What is asked: Find the lines that include the string "Scatter" and report how many there are. Give no other text.

Input:

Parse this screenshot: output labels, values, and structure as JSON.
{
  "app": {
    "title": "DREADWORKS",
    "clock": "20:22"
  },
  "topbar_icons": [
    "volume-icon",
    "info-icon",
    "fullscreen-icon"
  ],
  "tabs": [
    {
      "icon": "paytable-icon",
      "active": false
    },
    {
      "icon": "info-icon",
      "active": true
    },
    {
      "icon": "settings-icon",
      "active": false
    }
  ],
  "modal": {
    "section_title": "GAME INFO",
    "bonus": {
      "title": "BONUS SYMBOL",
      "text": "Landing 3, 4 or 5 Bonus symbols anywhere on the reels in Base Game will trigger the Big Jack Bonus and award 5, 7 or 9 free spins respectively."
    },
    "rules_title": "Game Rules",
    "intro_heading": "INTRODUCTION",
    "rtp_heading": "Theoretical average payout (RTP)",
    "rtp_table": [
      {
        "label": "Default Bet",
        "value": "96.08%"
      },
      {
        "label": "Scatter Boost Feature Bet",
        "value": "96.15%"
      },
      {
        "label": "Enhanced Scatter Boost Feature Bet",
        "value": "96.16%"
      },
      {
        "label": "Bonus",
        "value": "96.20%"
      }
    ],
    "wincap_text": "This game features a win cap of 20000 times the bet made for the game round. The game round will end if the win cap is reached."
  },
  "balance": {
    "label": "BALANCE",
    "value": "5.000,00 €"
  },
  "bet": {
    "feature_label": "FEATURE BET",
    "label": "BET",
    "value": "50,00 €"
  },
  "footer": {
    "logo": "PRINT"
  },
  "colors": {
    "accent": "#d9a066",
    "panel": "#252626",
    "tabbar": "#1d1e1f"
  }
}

Exercise answer: 2